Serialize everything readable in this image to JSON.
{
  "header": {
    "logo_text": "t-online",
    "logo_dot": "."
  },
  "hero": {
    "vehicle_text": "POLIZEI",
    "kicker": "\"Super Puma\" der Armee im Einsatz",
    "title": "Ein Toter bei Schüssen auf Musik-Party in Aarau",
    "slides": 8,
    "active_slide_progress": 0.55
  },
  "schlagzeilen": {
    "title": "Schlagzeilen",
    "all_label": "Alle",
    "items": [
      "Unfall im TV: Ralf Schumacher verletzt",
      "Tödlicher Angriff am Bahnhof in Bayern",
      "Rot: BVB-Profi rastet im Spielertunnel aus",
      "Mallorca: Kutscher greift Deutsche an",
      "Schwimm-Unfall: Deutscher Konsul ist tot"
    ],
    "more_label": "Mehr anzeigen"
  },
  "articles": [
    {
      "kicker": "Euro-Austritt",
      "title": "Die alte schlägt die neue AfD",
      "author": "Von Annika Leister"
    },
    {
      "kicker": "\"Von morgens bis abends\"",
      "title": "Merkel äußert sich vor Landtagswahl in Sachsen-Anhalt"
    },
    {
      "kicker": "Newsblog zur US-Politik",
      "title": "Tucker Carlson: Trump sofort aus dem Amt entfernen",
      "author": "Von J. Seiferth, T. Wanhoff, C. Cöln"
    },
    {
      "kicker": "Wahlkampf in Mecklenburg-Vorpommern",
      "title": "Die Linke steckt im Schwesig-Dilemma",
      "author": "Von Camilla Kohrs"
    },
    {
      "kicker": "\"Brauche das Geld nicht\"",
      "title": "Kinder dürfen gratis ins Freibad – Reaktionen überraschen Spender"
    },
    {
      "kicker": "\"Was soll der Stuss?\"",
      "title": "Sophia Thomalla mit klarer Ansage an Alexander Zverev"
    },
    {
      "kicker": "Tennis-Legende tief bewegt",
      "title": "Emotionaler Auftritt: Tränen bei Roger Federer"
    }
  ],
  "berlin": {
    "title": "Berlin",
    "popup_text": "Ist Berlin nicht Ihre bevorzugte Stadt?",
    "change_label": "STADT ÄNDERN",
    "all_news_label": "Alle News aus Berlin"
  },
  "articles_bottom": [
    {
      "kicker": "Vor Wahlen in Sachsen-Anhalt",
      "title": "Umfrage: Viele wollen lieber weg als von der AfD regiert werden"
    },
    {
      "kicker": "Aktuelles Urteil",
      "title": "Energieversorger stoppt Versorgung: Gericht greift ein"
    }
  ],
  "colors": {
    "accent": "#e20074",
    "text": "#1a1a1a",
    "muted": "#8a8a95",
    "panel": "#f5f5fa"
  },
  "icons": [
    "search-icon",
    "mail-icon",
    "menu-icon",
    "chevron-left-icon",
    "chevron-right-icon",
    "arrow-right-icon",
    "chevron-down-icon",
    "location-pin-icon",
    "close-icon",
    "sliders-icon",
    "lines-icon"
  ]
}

◇ ◇ ◇ ◇ ◇ ◇ ◇

## [What you should do]
Using the listing above, return all lines where the word "Anhalt" occurs.

## [Solution to the exercise]
      "title": "Merkel äußert sich vor Landtagswahl in Sachsen-Anhalt"
      "kicker": "Vor Wahlen in Sachsen-Anhalt",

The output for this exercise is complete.